_YOUR OBJECTIVE_: Using the entries that follow, collect the lines where the word "Size" appears.

Start DATASET ROWS

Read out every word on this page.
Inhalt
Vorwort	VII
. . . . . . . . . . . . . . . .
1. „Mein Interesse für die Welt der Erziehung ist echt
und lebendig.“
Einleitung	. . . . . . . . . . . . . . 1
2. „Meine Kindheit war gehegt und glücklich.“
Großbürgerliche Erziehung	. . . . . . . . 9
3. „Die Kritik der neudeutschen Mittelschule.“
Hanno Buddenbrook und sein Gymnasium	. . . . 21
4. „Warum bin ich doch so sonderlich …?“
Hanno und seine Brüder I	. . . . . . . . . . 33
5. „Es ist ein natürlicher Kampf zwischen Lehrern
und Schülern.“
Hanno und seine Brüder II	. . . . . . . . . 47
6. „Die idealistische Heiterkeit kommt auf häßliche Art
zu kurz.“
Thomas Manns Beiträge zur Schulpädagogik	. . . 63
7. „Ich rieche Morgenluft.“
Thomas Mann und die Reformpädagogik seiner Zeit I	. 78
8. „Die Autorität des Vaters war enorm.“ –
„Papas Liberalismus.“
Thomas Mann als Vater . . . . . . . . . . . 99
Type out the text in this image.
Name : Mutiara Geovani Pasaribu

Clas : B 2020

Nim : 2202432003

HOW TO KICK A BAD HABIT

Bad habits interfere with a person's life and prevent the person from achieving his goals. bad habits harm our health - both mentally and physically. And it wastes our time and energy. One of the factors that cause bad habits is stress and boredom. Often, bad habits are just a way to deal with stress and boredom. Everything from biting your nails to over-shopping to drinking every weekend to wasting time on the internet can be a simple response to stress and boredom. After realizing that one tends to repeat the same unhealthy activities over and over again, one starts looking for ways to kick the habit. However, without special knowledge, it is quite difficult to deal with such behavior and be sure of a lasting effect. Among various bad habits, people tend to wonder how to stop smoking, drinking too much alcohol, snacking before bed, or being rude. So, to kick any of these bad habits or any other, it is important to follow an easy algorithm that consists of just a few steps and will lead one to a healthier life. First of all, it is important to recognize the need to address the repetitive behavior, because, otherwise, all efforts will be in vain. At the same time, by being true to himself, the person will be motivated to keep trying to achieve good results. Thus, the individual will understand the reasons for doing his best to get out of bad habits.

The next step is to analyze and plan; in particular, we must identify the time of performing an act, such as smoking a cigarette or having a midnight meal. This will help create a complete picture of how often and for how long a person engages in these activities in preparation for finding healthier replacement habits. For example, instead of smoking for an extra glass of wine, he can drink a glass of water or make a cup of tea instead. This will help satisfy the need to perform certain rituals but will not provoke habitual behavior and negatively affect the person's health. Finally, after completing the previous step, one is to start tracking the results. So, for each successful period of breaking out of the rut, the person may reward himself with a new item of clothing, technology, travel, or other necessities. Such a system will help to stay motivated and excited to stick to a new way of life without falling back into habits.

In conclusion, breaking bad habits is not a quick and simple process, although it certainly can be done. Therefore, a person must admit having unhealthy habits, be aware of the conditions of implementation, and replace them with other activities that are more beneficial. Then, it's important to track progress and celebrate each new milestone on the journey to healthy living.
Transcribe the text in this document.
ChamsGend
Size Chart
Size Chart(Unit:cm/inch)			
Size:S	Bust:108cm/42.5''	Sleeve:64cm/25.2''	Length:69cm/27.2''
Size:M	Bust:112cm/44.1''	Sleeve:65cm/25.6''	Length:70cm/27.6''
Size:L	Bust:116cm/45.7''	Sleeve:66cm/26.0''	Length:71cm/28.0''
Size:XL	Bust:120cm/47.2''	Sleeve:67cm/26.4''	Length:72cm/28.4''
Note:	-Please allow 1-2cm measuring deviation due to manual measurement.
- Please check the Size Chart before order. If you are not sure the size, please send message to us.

End DATASET ROWS

_FINAL ANSWER_:
Size Chart
Size Chart(Unit:cm/inch)			
Size:S	Bust:108cm/42.5''	Sleeve:64cm/25.2''	Length:69cm/27.2''
Size:M	Bust:112cm/44.1''	Sleeve:65cm/25.6''	Length:70cm/27.6''
Size:L	Bust:116cm/45.7''	Sleeve:66cm/26.0''	Length:71cm/28.0''
Size:XL	Bust:120cm/47.2''	Sleeve:67cm/26.4''	Length:72cm/28.4''
- Please check the Size Chart before order. If you are not sure the size, please send message to us.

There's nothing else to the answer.